• [AIM] Examine each line of the data. Copy those that contain the string "arrow".

• [INFORMATION GIVEN]
++++++++

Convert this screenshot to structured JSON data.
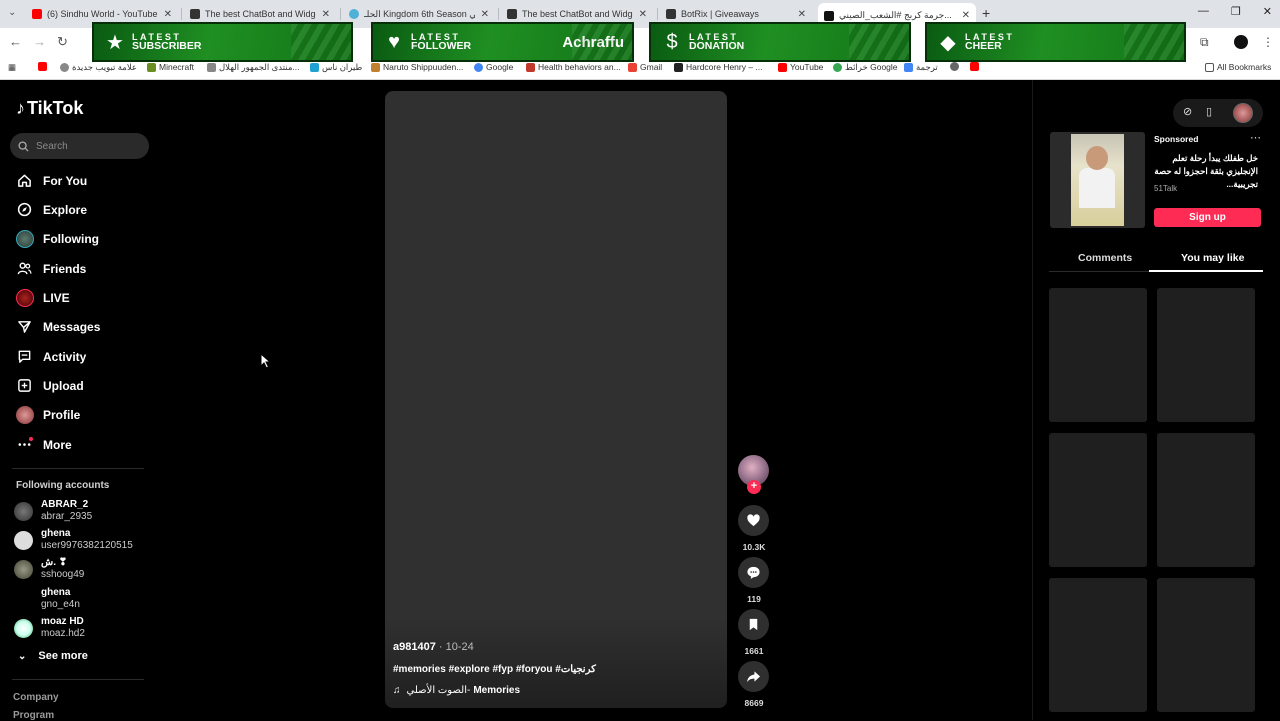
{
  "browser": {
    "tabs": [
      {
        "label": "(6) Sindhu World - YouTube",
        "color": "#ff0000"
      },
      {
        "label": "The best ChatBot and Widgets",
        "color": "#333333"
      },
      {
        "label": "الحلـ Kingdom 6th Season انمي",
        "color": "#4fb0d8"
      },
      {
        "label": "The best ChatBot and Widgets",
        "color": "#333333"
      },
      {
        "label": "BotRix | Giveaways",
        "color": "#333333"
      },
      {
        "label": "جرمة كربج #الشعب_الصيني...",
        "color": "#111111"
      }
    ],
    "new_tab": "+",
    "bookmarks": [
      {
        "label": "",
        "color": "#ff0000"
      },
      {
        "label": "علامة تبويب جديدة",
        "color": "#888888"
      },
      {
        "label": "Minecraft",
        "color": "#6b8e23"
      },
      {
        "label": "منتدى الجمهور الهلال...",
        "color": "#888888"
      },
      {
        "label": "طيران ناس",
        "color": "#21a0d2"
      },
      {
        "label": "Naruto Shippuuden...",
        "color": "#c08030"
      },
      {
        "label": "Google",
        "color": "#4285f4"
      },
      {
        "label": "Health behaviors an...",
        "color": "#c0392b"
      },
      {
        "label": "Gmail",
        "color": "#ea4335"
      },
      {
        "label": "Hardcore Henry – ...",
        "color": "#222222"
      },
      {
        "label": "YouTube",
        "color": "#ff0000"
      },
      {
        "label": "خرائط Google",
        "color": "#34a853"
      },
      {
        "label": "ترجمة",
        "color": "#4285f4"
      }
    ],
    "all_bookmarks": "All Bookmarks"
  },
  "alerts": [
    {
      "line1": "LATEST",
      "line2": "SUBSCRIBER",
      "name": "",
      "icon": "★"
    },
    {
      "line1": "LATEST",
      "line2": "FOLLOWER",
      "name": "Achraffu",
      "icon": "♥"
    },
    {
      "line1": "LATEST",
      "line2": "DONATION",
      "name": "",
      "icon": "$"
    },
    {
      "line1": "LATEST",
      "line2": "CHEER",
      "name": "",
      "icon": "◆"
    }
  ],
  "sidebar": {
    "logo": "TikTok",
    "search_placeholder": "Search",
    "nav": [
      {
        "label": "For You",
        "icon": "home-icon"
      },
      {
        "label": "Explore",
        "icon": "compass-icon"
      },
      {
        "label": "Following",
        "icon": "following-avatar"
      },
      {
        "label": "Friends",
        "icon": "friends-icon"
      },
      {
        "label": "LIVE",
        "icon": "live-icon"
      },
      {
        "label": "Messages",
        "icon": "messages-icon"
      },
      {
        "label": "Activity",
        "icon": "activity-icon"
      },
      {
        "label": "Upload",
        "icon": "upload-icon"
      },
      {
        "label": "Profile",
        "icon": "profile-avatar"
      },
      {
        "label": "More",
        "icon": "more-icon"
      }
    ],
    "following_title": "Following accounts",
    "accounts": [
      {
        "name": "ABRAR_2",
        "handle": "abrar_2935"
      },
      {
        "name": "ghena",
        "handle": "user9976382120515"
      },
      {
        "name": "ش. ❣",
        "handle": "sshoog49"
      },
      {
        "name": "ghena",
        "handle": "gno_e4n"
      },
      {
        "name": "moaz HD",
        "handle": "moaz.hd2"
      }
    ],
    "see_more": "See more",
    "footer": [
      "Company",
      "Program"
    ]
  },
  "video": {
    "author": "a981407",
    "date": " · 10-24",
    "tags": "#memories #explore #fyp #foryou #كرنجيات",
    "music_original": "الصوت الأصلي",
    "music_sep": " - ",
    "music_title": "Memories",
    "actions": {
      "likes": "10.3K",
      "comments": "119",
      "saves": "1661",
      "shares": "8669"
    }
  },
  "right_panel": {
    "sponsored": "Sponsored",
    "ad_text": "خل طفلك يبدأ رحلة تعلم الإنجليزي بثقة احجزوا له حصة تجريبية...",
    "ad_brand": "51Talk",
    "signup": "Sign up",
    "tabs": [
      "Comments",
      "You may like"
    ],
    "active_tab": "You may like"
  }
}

++++++++

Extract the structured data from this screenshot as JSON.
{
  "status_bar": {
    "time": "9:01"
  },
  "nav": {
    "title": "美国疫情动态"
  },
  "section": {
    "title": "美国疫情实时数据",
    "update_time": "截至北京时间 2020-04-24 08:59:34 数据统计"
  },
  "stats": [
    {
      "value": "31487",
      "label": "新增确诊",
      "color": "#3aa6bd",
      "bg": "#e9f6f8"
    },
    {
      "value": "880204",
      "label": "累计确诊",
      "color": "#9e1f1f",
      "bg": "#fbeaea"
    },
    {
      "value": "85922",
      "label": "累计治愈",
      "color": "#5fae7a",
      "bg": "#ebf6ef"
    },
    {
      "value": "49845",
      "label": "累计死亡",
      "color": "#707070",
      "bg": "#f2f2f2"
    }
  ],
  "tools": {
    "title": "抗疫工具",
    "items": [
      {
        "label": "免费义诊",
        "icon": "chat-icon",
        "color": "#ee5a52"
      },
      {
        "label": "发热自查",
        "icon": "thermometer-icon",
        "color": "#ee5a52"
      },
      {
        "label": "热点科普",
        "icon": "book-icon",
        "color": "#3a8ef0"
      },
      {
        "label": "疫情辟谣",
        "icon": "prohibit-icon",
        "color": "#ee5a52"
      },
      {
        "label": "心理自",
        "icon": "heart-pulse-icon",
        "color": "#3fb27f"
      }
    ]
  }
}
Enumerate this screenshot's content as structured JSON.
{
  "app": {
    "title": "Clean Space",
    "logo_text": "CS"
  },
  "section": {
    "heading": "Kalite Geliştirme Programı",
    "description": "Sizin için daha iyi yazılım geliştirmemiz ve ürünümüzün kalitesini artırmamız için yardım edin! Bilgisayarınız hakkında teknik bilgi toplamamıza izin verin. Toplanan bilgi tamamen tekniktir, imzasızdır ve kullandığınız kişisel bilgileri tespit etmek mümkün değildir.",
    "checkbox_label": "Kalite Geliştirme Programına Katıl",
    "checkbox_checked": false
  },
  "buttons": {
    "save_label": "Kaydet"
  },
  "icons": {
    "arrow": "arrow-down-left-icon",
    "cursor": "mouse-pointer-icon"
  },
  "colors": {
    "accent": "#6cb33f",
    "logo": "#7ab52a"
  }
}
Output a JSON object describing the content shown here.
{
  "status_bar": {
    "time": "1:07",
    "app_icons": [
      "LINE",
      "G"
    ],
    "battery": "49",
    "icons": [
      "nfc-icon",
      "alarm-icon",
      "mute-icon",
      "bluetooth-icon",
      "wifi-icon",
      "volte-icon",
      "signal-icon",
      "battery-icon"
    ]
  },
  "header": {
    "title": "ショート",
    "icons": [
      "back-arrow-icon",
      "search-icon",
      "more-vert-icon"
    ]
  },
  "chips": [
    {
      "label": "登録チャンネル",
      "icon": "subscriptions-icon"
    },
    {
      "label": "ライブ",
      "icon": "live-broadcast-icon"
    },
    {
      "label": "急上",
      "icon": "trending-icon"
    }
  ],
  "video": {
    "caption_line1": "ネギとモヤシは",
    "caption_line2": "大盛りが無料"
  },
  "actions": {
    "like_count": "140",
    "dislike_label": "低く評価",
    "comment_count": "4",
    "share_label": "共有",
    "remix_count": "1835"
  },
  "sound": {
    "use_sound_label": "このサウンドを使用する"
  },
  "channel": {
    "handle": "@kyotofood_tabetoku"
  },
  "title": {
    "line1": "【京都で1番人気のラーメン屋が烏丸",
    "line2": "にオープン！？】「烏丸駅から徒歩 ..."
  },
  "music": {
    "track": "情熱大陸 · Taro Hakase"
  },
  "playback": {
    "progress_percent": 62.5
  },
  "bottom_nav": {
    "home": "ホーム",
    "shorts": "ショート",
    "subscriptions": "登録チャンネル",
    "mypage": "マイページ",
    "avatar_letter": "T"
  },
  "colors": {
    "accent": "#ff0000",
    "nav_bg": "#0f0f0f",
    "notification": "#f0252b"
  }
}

++++++++

• [RESULT FOR THIS EXERCISE]
    "arrow": "arrow-down-left-icon",
      "back-arrow-icon",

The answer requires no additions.